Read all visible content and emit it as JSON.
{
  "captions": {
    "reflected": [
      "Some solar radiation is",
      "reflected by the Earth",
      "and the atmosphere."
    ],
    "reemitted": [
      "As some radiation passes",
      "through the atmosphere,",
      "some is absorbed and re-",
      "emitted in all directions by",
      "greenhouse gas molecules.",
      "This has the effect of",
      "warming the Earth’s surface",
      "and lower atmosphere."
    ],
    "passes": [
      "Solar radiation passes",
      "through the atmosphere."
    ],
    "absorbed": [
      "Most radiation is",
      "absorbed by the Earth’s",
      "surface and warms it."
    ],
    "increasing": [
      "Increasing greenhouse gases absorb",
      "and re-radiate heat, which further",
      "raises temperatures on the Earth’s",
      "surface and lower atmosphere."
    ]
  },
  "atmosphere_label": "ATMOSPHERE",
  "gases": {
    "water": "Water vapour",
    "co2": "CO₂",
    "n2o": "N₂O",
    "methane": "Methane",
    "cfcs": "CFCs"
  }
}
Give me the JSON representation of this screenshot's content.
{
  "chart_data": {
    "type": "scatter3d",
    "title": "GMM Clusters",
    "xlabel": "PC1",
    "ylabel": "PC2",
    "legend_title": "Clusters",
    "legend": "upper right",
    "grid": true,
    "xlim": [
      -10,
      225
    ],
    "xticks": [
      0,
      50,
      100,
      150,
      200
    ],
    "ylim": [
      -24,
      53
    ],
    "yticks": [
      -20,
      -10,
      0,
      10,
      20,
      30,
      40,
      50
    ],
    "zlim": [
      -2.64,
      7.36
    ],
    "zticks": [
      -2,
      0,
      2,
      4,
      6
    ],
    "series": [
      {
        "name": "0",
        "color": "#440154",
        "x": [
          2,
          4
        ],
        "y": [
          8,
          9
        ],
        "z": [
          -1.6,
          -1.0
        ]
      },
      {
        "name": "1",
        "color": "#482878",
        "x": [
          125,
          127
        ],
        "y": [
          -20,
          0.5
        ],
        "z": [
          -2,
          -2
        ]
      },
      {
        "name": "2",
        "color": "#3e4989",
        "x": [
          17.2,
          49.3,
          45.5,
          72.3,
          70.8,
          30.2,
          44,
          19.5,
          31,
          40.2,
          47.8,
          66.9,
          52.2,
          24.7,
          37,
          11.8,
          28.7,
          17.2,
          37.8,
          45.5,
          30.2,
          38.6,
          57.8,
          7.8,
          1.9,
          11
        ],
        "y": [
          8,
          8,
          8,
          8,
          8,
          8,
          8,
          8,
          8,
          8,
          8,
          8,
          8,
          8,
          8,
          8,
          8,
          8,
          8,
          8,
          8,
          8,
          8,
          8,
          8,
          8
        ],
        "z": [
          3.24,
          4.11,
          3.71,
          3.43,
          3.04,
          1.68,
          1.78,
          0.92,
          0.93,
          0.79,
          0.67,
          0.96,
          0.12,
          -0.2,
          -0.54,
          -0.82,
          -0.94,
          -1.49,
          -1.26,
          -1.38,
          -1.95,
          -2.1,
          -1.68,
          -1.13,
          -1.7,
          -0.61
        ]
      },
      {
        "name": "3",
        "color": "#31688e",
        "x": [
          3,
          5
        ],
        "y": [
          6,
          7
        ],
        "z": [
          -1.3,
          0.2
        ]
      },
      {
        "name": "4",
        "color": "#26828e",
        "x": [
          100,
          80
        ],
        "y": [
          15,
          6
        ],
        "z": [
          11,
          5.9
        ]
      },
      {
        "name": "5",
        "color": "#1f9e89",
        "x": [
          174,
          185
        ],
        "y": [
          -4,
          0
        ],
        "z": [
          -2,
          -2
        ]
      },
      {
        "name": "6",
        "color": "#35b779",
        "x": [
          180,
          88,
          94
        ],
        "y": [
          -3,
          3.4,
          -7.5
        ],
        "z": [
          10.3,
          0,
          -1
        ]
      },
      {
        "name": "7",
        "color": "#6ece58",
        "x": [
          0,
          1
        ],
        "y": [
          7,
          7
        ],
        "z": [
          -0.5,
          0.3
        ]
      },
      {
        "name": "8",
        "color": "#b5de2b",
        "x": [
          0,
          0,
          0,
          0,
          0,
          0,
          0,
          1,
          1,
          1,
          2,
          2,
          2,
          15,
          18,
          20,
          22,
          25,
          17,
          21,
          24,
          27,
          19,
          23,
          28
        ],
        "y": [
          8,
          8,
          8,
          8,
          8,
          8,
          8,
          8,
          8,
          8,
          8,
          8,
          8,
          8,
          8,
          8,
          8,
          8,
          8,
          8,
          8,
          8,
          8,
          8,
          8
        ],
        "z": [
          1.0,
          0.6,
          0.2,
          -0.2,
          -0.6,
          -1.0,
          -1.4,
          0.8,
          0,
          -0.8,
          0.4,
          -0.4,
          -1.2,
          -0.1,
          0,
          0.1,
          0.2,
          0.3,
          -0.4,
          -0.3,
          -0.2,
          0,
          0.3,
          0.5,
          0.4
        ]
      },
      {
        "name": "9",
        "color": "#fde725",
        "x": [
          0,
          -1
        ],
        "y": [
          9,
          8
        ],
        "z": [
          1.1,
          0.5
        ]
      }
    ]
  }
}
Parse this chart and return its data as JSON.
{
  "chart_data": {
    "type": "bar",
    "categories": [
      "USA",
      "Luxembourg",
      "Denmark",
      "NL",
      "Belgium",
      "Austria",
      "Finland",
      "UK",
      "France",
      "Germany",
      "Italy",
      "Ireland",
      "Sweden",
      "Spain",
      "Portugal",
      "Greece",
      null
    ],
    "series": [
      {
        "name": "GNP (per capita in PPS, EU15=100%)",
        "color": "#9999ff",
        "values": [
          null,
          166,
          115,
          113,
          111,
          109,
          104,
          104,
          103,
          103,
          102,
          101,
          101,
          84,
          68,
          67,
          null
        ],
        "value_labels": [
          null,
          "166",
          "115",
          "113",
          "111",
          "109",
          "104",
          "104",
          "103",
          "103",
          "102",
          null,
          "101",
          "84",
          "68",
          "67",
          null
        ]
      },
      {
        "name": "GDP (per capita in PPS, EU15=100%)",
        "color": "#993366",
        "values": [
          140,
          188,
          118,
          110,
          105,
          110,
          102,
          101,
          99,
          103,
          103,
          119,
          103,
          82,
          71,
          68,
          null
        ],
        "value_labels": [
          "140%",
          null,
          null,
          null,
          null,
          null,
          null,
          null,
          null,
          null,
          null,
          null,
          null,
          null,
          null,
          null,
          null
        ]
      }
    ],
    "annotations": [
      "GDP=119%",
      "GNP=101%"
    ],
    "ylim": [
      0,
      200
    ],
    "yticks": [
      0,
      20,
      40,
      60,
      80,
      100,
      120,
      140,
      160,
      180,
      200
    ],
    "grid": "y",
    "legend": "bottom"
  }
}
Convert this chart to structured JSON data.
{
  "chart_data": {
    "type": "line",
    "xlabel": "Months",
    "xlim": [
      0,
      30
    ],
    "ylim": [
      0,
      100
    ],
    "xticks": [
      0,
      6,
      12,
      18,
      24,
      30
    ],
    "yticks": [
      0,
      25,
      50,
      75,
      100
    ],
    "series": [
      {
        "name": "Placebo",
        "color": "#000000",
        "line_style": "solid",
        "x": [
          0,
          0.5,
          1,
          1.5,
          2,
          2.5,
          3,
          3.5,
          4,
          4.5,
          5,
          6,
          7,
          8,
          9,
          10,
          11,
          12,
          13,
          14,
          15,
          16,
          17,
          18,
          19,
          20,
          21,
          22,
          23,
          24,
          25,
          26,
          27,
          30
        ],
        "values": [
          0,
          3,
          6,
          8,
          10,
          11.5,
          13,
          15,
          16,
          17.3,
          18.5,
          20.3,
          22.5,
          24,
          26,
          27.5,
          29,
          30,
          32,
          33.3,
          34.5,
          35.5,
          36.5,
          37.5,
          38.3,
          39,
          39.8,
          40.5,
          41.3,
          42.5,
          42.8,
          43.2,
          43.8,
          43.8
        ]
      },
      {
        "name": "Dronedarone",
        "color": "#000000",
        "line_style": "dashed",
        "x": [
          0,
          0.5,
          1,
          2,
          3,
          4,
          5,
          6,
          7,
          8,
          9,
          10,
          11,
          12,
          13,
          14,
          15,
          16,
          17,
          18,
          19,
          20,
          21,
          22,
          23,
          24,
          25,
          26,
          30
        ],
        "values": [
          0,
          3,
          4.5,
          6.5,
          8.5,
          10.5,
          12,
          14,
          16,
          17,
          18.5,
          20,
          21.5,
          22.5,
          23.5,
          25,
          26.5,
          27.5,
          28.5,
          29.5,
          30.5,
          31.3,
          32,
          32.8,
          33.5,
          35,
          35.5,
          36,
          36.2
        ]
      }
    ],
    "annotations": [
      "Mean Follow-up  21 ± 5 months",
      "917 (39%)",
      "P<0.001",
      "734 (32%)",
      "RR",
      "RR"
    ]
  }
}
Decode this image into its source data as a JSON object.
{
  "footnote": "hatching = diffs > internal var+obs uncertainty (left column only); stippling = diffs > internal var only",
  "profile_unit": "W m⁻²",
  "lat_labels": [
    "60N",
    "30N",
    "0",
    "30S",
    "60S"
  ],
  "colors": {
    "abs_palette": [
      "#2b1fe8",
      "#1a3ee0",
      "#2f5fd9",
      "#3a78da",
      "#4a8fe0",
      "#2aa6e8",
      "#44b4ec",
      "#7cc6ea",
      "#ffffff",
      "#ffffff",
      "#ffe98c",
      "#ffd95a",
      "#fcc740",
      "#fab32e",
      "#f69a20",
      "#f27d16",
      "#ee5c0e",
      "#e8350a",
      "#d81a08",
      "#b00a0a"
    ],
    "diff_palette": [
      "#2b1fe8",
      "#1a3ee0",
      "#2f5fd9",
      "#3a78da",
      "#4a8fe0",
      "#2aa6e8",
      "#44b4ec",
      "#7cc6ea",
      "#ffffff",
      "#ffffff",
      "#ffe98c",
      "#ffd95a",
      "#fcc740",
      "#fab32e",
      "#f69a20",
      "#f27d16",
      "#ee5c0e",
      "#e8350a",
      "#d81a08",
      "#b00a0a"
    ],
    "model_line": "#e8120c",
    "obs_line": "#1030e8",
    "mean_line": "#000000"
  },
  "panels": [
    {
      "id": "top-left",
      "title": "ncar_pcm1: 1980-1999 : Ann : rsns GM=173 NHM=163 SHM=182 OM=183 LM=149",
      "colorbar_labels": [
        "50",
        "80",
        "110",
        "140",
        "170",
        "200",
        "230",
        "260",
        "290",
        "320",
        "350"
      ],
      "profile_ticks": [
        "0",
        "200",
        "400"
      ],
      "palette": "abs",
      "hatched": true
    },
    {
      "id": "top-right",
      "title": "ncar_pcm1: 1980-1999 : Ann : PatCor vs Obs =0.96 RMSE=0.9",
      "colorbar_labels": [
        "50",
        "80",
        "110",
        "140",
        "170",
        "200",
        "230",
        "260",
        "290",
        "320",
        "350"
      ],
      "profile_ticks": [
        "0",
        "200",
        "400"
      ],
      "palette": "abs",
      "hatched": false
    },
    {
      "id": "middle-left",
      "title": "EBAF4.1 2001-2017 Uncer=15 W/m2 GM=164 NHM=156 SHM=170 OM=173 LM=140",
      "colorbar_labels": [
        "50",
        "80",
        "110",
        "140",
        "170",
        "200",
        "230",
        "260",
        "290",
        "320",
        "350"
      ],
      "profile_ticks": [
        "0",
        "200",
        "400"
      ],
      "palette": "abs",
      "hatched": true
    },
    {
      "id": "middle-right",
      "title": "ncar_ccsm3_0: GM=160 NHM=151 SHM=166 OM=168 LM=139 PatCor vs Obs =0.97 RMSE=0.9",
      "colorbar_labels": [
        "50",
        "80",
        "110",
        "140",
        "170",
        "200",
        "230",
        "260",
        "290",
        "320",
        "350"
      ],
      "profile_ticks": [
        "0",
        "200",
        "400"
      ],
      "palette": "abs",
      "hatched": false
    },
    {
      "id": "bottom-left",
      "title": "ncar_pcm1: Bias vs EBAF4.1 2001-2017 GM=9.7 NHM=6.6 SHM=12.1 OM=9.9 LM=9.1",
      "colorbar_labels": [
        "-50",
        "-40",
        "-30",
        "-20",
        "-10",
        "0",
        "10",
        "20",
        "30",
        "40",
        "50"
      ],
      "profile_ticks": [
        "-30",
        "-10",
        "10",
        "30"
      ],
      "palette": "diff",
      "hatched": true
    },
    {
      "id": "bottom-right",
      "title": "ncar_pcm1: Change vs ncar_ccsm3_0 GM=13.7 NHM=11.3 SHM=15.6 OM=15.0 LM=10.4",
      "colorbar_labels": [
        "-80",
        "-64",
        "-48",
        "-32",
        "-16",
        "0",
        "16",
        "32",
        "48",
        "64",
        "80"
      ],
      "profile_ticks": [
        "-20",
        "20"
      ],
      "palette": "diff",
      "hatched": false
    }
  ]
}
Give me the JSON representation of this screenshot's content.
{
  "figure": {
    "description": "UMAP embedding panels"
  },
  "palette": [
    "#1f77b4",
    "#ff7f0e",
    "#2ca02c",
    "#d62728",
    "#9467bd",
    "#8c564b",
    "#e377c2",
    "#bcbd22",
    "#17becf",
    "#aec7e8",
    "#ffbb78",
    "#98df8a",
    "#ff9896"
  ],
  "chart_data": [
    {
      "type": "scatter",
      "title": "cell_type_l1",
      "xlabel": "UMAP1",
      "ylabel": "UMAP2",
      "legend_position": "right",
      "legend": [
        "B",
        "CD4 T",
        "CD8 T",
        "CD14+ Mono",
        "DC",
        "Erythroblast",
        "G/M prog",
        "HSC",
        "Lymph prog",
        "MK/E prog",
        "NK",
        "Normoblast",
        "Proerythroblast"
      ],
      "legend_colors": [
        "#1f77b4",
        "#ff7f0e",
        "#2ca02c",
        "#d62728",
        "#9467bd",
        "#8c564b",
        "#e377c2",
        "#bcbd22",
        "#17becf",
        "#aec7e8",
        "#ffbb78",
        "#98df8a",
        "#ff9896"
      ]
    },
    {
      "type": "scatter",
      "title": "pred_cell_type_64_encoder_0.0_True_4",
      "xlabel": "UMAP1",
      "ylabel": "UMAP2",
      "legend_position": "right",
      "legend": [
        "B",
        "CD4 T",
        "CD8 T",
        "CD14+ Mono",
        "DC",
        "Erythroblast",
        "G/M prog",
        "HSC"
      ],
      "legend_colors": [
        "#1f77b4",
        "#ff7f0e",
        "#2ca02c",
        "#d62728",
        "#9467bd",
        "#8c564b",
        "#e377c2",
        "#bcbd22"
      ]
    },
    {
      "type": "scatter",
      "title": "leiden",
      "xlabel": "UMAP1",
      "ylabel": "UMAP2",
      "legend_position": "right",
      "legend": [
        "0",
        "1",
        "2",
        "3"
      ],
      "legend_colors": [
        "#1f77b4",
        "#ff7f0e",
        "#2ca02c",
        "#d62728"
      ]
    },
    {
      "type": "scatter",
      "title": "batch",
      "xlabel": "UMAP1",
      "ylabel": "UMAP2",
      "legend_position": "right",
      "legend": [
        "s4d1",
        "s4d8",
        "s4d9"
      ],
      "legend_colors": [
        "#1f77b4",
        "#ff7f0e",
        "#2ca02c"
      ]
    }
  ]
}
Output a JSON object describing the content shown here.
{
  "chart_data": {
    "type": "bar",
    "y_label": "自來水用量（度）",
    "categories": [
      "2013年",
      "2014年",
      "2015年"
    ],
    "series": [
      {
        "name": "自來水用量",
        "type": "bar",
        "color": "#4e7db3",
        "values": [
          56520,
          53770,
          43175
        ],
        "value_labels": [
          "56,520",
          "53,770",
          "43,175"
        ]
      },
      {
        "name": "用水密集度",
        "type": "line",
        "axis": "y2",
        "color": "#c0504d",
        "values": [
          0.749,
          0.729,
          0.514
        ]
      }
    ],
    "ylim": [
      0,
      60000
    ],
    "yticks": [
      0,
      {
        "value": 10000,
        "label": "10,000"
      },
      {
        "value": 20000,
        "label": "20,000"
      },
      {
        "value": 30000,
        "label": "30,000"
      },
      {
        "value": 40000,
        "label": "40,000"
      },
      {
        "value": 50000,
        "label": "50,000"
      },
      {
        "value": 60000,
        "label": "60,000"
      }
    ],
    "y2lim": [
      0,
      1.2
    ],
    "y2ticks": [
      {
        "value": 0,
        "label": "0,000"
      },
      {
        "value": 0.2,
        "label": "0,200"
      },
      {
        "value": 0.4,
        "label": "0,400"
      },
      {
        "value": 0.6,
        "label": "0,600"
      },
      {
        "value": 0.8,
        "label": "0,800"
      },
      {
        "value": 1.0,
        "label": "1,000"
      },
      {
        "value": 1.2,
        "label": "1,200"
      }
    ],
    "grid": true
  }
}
——
Identify all lines in the records above with the word "Earth".

      "reflected by the Earth",
      "warming the Earth’s surface",
      "absorbed by the Earth’s",
      "raises temperatures on the Earth’s",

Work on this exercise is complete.